(Dataset entries)
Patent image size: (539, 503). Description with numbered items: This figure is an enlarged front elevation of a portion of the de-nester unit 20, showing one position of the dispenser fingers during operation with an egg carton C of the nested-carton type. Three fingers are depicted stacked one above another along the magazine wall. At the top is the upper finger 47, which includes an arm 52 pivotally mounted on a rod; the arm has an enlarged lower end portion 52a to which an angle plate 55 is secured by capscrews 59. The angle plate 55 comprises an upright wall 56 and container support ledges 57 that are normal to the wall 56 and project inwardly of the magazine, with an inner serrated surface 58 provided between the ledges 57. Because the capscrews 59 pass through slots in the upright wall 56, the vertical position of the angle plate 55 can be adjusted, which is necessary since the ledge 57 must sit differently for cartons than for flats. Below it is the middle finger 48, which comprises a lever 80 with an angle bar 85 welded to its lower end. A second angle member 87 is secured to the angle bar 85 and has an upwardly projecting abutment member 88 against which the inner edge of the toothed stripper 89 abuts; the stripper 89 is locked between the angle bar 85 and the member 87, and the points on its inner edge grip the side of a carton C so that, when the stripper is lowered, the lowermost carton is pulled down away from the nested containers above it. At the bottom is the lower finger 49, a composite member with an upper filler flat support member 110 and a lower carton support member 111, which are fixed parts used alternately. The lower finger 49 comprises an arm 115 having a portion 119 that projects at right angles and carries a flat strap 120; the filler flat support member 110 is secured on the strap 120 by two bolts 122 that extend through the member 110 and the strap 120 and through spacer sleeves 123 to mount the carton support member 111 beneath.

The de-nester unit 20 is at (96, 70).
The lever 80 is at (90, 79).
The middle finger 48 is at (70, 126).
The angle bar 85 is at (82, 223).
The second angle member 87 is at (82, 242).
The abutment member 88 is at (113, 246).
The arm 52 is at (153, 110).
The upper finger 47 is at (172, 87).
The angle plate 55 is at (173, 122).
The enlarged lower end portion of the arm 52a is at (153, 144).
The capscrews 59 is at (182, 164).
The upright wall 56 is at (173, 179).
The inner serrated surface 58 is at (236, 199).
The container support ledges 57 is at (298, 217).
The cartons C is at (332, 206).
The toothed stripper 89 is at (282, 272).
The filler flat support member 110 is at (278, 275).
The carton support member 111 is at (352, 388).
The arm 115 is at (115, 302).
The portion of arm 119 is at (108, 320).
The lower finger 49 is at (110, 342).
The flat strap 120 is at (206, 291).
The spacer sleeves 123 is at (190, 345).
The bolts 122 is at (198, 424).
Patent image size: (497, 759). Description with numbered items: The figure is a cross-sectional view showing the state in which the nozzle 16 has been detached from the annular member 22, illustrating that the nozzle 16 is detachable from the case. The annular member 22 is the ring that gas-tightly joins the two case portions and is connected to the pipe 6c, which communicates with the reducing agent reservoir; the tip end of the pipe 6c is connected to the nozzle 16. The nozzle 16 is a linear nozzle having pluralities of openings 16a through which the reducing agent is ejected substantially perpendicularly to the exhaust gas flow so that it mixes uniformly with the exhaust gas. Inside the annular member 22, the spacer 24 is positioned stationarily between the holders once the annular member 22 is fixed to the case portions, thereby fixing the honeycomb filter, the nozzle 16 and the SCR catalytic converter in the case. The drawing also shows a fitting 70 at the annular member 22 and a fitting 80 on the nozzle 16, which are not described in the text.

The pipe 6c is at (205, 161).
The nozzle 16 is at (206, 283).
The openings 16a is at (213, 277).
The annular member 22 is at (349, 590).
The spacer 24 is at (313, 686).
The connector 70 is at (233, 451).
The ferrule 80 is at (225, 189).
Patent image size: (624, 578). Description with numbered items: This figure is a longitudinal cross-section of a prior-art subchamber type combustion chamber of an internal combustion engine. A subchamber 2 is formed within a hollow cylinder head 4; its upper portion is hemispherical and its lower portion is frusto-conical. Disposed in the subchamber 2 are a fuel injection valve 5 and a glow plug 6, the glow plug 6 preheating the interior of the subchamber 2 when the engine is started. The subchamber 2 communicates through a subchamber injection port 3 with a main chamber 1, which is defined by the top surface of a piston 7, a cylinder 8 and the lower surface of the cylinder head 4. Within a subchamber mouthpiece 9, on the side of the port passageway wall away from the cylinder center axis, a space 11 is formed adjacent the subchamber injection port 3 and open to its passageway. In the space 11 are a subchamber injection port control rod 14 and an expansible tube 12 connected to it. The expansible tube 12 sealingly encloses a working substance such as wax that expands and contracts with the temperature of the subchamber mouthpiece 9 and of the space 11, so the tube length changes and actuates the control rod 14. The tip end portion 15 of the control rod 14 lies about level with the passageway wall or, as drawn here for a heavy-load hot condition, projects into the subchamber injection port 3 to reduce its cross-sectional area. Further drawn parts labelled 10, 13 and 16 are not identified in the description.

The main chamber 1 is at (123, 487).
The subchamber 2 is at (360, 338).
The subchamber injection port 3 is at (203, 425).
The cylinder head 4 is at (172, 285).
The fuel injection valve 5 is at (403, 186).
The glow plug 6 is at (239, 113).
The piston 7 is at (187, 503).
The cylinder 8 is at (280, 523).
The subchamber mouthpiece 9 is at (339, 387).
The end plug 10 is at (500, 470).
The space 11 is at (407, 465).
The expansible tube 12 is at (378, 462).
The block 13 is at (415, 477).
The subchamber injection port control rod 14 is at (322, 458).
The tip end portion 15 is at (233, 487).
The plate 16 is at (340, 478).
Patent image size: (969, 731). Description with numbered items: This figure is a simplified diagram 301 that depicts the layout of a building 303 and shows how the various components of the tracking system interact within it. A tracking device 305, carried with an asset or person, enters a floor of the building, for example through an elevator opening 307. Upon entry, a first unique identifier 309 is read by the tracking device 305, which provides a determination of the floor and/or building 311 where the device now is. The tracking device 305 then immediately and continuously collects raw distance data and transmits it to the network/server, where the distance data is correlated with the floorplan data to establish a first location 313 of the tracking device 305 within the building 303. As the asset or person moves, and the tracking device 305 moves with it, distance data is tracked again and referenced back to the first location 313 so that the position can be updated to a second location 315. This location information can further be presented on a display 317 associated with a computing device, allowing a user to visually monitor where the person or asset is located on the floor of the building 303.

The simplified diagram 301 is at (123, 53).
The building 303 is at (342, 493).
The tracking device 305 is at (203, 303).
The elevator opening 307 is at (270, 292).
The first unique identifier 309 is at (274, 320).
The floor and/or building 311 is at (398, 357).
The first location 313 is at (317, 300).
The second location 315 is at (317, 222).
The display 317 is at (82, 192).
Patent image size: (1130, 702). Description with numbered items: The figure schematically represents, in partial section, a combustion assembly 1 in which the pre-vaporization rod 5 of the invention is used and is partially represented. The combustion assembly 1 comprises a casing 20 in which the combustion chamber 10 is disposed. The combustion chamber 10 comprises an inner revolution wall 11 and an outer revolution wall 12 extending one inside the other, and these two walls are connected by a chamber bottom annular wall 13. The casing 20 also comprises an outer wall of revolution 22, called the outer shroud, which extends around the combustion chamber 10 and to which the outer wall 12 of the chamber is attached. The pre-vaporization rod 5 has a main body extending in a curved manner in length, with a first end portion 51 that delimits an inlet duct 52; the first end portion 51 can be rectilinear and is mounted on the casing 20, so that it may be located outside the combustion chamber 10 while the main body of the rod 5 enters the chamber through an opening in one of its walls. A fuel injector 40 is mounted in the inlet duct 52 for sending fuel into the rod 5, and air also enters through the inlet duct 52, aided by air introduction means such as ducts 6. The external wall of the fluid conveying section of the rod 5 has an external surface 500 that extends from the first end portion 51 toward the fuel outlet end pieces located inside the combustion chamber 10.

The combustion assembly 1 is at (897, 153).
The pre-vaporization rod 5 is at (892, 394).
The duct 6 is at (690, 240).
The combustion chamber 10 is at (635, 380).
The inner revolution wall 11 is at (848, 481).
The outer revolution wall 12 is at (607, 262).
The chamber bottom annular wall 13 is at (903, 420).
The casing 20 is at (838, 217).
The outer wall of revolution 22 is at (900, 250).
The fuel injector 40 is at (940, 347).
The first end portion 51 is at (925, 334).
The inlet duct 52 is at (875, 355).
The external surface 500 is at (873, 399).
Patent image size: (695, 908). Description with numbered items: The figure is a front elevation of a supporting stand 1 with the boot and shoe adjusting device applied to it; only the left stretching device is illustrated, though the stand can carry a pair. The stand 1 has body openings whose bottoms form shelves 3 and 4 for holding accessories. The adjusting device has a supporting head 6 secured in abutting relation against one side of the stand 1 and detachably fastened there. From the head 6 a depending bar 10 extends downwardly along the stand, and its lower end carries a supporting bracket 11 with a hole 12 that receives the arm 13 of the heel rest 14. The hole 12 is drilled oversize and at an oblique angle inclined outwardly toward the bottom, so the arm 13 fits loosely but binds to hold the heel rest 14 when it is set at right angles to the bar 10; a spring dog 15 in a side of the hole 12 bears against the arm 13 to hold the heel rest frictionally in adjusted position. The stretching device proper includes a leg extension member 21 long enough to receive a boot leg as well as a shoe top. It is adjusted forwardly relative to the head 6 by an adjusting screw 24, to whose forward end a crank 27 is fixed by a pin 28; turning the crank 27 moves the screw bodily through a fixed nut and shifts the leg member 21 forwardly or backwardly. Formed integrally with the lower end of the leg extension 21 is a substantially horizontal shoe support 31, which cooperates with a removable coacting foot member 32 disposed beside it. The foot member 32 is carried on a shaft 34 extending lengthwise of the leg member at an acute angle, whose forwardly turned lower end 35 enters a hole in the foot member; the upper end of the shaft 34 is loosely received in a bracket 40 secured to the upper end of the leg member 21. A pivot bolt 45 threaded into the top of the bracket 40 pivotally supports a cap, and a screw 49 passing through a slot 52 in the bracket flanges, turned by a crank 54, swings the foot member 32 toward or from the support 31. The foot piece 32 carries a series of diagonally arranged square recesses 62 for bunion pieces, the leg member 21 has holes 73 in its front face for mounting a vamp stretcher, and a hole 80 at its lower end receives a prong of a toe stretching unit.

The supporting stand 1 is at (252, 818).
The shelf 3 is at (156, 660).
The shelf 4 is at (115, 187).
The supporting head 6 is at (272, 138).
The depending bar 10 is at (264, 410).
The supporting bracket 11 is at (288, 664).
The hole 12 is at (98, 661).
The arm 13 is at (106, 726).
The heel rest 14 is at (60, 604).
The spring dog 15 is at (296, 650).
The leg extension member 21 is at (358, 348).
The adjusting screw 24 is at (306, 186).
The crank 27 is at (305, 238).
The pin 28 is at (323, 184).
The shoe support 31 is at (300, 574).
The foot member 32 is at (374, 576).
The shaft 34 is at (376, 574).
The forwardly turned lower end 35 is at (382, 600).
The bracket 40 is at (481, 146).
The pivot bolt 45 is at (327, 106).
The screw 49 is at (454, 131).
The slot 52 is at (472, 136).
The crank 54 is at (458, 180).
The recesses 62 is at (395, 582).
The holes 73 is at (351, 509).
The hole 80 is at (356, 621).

*REQUEST:* Could you pull out, word for word, the lines starting with the one that contains "Patent image size: (497, 759)." and going on through the one that contains "The ferrule 80 is at (225, 189)."?

*RESPONSE:*
Patent image size: (497, 759). Description with numbered items: The figure is a cross-sectional view showing the state in which the nozzle 16 has been detached from the annular member 22, illustrating that the nozzle 16 is detachable from the case. The annular member 22 is the ring that gas-tightly joins the two case portions and is connected to the pipe 6c, which communicates with the reducing agent reservoir; the tip end of the pipe 6c is connected to the nozzle 16. The nozzle 16 is a linear nozzle having pluralities of openings 16a through which the reducing agent is ejected substantially perpendicularly to the exhaust gas flow so that it mixes uniformly with the exhaust gas. Inside the annular member 22, the spacer 24 is positioned stationarily between the holders once the annular member 22 is fixed to the case portions, thereby fixing the honeycomb filter, the nozzle 16 and the SCR catalytic converter in the case. The drawing also shows a fitting 70 at the annular member 22 and a fitting 80 on the nozzle 16, which are not described in the text.

The pipe 6c is at (205, 161).
The nozzle 16 is at (206, 283).
The openings 16a is at (213, 277).
The annular member 22 is at (349, 590).
The spacer 24 is at (313, 686).
The connector 70 is at (233, 451).
The ferrule 80 is at (225, 189).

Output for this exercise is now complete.